--- START Records for the task ---

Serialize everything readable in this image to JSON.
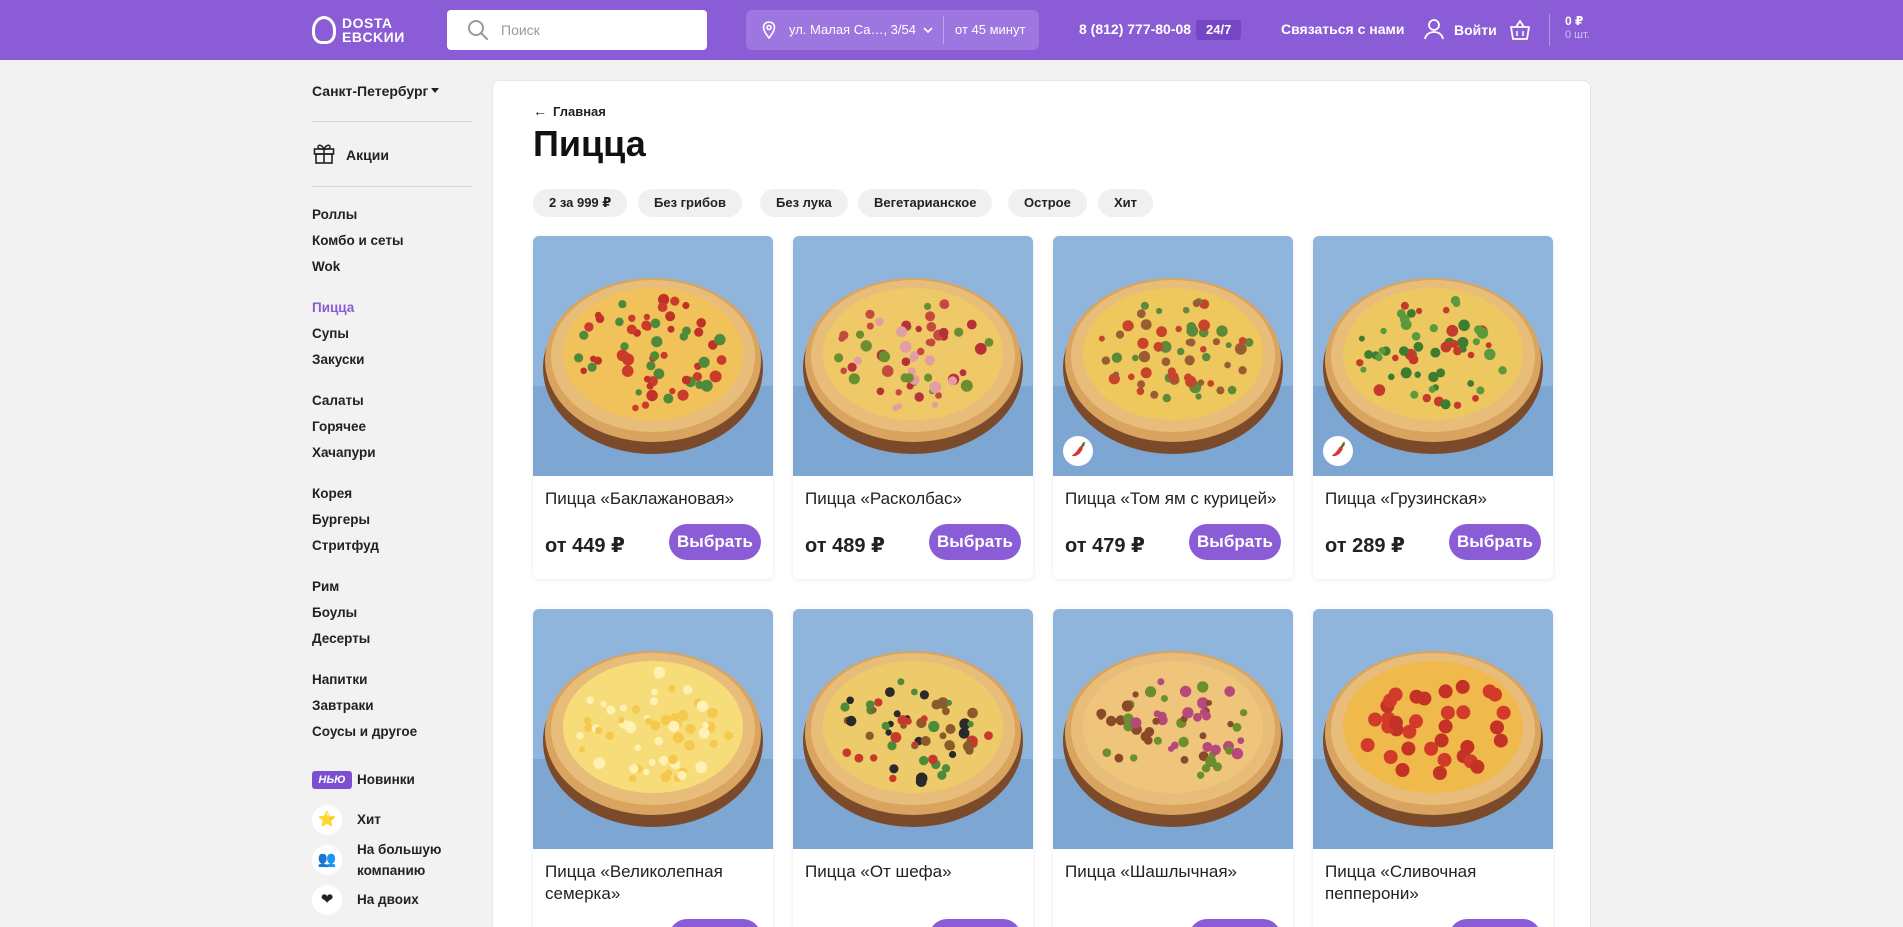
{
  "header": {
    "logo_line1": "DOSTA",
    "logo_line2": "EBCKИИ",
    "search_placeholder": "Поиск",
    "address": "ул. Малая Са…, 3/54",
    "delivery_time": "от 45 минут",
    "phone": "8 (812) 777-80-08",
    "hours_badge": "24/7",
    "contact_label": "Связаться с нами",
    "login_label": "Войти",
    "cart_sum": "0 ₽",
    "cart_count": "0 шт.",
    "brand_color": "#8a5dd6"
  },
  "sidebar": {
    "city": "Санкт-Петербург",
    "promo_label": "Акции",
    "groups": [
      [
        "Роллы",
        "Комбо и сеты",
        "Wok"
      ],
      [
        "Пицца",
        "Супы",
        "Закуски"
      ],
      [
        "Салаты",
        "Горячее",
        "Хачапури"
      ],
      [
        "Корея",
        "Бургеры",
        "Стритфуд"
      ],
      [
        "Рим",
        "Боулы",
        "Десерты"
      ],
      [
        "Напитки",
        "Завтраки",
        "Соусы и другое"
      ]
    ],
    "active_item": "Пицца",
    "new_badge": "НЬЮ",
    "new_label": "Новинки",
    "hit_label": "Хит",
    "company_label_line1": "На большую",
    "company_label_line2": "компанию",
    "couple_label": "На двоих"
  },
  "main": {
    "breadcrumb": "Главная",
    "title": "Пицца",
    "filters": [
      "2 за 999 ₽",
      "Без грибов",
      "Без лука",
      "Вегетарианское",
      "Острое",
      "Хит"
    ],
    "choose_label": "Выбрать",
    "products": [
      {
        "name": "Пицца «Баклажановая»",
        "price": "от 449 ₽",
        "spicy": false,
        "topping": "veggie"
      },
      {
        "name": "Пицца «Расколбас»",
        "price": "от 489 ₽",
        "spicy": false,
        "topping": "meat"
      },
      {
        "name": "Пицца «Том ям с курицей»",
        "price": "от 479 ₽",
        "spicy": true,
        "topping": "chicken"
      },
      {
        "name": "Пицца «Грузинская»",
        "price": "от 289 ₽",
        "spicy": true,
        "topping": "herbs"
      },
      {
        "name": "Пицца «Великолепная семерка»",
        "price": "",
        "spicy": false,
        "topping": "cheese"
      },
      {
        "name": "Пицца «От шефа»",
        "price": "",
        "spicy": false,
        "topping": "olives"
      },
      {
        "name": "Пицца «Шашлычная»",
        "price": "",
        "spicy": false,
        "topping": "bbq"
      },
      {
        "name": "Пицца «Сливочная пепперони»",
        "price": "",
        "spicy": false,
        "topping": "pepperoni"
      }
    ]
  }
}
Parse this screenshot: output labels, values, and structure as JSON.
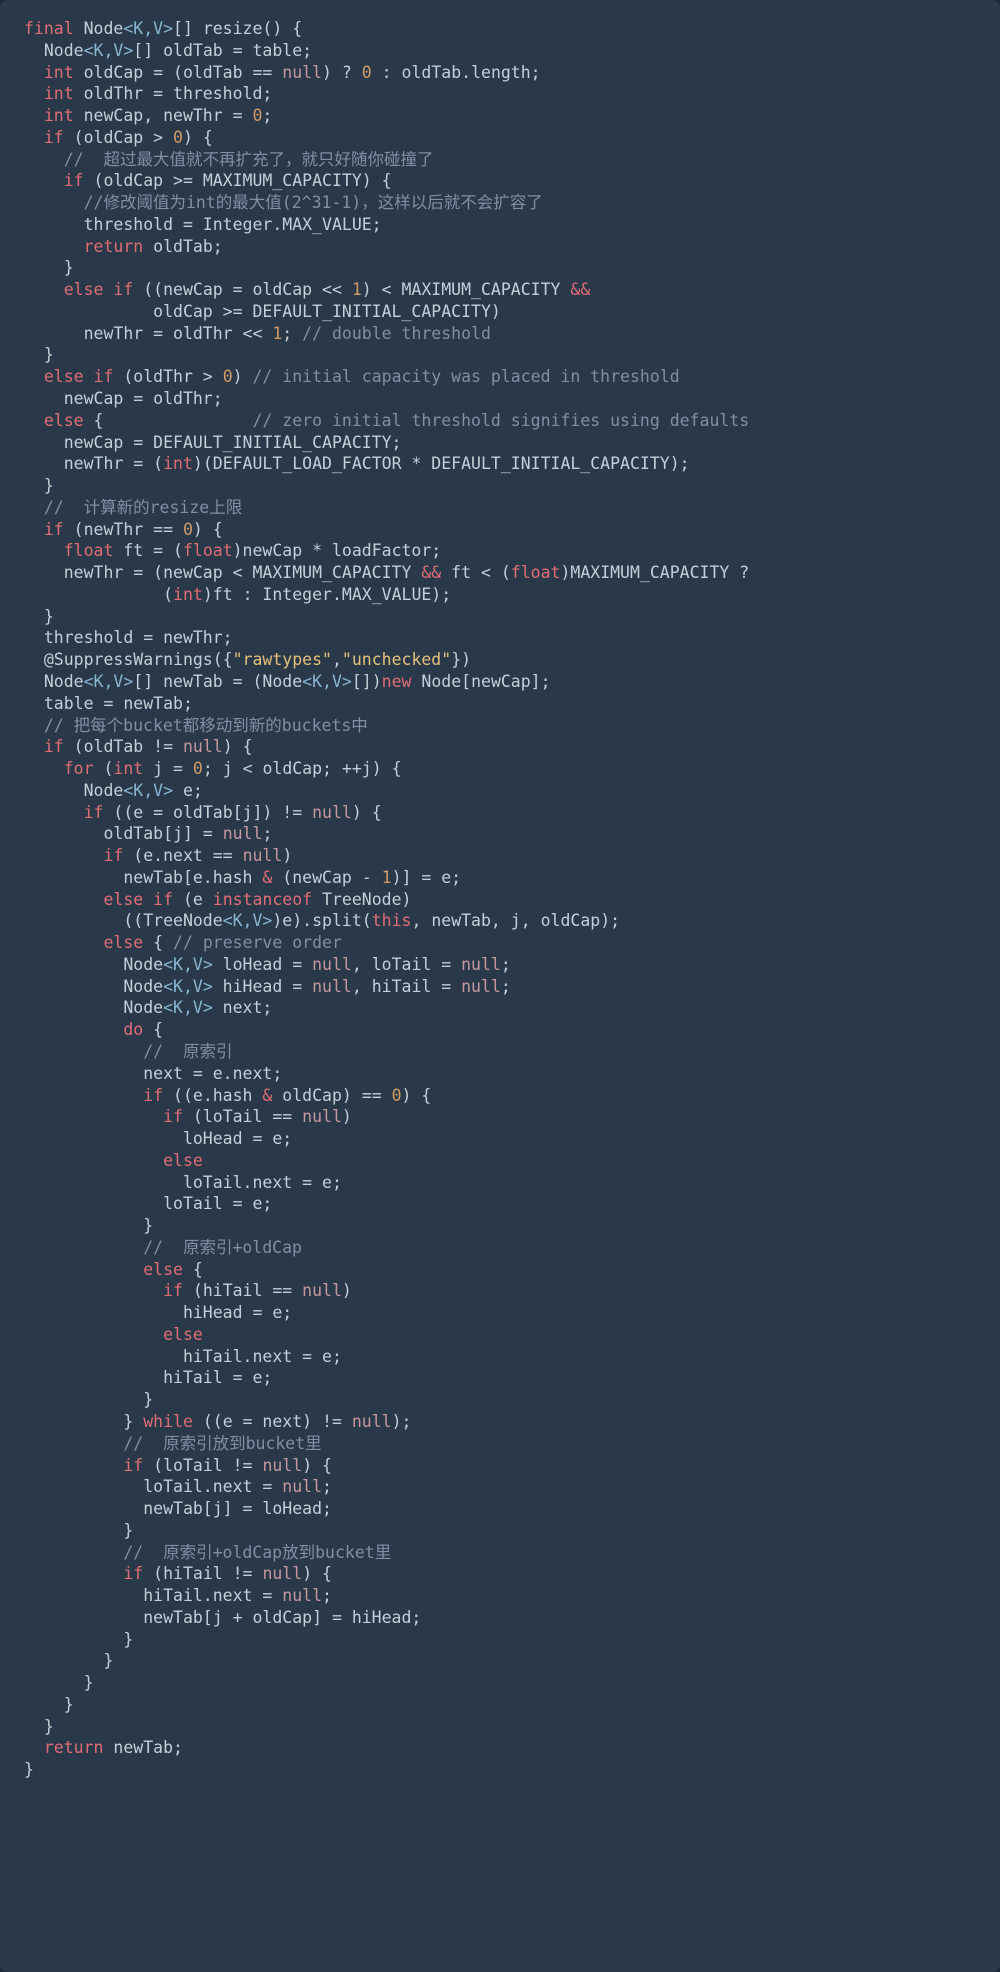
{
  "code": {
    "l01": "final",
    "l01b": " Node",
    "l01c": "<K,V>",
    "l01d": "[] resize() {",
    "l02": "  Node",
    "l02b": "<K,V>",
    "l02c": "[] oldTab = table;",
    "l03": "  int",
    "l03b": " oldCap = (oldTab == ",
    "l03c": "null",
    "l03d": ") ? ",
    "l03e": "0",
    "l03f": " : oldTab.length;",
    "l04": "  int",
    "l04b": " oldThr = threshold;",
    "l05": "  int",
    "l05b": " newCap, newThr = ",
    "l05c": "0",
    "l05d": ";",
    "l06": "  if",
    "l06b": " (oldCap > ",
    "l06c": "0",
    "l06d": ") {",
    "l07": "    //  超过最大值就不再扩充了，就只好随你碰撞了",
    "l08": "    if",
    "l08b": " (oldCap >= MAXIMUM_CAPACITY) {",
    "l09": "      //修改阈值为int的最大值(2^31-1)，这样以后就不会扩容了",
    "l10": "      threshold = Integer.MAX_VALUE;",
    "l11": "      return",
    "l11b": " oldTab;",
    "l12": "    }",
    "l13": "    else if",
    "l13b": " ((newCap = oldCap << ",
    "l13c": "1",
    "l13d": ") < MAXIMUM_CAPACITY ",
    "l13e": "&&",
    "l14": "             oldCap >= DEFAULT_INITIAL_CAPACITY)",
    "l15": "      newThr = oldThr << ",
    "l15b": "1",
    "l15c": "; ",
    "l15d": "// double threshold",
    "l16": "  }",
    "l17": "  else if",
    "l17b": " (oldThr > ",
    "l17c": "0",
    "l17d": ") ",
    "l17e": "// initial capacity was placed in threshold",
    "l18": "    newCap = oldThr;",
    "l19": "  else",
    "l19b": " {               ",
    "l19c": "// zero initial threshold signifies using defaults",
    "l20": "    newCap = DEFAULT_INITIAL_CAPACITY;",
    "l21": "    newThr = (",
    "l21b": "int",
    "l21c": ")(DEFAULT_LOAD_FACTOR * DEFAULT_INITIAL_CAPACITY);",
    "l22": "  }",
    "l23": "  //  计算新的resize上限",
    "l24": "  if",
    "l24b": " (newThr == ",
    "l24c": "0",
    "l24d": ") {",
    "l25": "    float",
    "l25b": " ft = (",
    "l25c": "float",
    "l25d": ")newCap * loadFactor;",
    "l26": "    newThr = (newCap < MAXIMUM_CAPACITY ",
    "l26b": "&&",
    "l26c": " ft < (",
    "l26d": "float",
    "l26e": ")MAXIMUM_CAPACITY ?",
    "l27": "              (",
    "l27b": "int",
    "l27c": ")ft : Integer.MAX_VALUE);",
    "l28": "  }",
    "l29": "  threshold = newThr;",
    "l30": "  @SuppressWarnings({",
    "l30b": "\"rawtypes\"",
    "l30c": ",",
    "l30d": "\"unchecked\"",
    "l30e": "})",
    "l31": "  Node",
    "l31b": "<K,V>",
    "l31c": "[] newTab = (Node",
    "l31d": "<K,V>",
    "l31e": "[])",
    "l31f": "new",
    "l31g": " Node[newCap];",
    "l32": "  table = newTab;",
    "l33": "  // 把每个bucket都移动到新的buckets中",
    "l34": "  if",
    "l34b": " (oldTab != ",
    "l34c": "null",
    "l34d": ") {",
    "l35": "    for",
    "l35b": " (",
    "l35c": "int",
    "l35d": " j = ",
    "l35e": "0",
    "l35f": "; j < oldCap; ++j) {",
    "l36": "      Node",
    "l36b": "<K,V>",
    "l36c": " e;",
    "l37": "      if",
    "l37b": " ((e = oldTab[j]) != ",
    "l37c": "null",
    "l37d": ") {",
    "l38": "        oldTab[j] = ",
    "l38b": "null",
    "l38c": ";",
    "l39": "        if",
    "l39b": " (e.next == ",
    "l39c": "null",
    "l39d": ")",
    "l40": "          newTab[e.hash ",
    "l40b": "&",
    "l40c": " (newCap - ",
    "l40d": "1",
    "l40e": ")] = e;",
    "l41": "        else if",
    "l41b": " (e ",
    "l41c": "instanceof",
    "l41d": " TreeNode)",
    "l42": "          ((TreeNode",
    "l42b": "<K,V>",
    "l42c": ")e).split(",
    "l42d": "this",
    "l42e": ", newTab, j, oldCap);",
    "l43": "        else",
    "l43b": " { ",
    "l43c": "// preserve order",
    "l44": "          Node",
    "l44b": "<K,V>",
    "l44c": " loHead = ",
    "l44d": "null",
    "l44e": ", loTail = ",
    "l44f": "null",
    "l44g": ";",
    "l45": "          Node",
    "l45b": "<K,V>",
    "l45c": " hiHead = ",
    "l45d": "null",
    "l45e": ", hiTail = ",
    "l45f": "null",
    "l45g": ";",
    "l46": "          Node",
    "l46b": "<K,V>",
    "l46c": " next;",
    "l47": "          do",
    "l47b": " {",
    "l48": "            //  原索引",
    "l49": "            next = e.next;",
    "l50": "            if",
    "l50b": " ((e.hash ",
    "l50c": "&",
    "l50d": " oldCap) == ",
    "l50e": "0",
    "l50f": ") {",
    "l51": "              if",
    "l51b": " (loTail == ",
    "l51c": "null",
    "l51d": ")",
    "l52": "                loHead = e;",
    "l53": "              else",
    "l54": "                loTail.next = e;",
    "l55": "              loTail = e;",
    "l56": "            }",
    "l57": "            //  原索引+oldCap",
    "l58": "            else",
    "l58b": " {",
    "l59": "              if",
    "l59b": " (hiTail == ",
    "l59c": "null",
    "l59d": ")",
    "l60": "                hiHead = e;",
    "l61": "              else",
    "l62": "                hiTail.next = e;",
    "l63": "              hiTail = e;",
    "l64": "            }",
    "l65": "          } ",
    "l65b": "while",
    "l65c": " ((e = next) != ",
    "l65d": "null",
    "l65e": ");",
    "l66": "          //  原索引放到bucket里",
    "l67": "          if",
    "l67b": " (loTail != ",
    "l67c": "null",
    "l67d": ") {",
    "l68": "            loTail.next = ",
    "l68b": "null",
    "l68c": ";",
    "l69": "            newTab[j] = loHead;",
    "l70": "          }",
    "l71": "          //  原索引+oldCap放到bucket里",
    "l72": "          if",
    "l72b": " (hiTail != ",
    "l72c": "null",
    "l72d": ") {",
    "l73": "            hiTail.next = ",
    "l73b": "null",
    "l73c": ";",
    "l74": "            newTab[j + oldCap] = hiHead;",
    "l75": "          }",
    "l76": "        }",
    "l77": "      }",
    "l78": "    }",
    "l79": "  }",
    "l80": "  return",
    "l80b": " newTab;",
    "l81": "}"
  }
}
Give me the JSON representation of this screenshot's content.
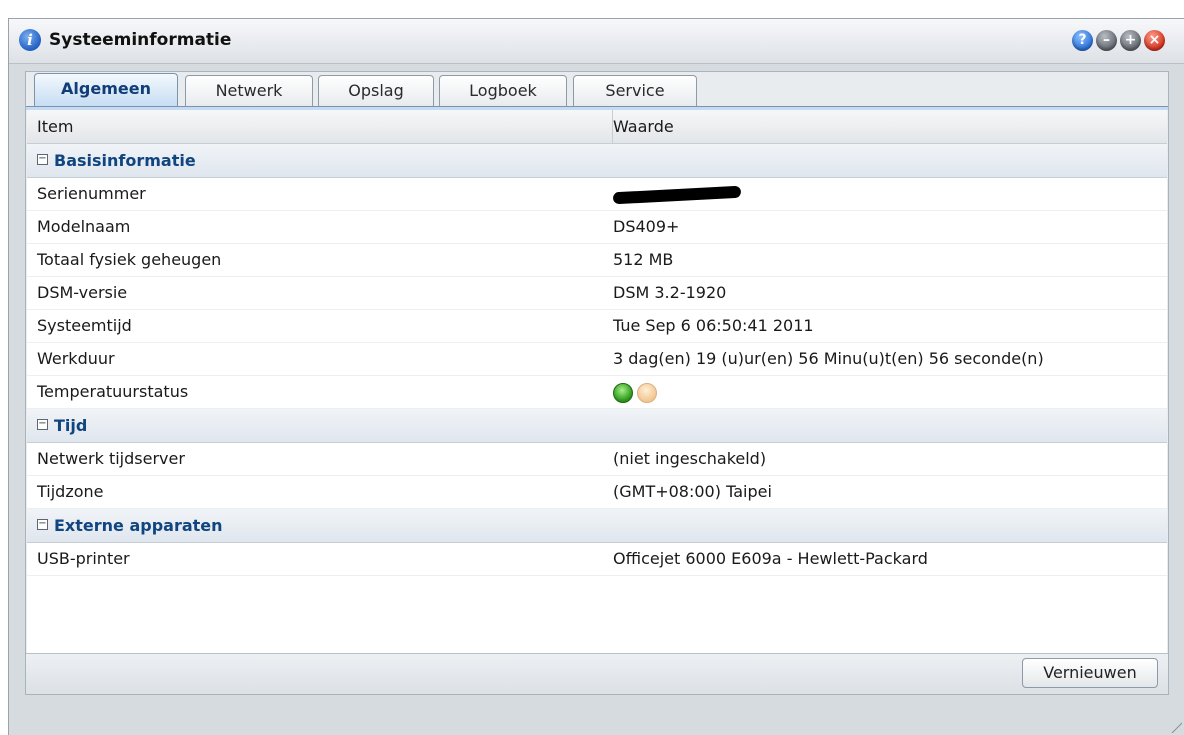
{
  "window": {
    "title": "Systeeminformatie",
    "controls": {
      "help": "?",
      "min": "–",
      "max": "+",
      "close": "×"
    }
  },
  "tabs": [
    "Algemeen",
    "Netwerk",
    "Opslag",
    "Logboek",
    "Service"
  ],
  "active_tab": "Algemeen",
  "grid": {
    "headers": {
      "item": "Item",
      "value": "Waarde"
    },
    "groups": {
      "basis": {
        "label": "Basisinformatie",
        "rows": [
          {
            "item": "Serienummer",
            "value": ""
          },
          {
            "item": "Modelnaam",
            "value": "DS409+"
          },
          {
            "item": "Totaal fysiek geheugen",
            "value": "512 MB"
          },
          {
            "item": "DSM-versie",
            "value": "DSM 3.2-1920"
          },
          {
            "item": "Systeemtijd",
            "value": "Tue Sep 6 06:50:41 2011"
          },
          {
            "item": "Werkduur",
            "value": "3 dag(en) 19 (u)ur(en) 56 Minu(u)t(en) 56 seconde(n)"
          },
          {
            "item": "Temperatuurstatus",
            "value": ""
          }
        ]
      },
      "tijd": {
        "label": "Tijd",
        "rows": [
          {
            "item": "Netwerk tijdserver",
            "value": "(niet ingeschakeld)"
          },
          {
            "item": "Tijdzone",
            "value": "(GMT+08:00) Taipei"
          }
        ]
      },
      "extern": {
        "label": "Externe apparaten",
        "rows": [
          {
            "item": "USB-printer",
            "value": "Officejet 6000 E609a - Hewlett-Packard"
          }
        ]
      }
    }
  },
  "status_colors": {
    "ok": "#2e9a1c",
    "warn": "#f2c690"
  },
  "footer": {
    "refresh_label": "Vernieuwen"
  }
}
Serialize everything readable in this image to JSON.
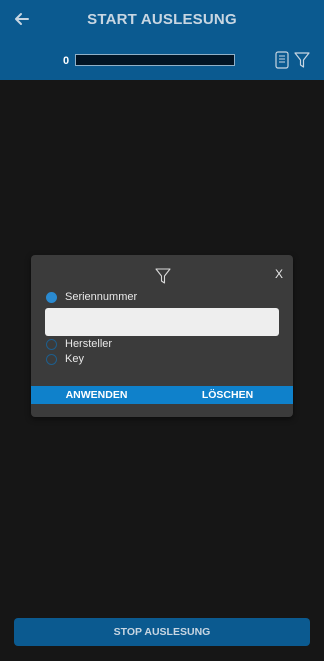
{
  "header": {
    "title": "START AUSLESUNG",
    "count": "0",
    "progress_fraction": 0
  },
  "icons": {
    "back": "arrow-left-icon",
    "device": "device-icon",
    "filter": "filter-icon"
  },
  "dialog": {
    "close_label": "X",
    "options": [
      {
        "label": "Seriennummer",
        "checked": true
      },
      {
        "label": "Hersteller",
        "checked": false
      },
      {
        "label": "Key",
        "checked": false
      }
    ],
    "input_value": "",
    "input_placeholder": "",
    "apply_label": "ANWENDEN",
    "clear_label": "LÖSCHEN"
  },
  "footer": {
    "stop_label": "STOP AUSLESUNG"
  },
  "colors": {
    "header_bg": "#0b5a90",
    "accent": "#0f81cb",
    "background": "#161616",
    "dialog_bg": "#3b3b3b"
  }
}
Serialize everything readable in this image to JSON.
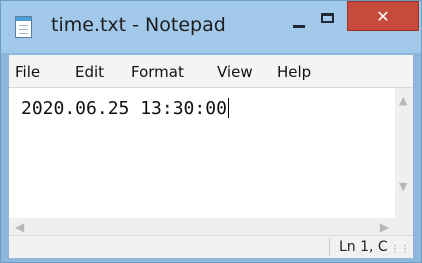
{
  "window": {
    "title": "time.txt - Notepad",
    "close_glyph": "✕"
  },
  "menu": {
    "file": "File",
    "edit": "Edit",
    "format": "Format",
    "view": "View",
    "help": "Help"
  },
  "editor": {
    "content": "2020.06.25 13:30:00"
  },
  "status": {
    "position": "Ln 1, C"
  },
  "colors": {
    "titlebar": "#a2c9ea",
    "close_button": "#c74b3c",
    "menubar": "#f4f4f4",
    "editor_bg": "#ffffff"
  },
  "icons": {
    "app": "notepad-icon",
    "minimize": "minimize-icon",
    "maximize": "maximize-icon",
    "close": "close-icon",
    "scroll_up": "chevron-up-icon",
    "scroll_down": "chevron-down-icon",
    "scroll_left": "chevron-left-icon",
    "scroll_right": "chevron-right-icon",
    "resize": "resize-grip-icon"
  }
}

--- END Records for the task ---

→ **What you have to do**
From the entries above, collect every line with the string "Пицца" in it.

→ **Answer below**
        "Пицца",
    "active_item": "Пицца",
    "title": "Пицца",
        "name": "Пицца «Баклажановая»",
        "name": "Пицца «Расколбас»",
        "name": "Пицца «Том ям с курицей»",
        "name": "Пицца «Грузинская»",
        "name": "Пицца «Великолепная семерка»",
        "name": "Пицца «От шефа»",
        "name": "Пицца «Шашлычная»",
        "name": "Пицца «Сливочная пепперони»",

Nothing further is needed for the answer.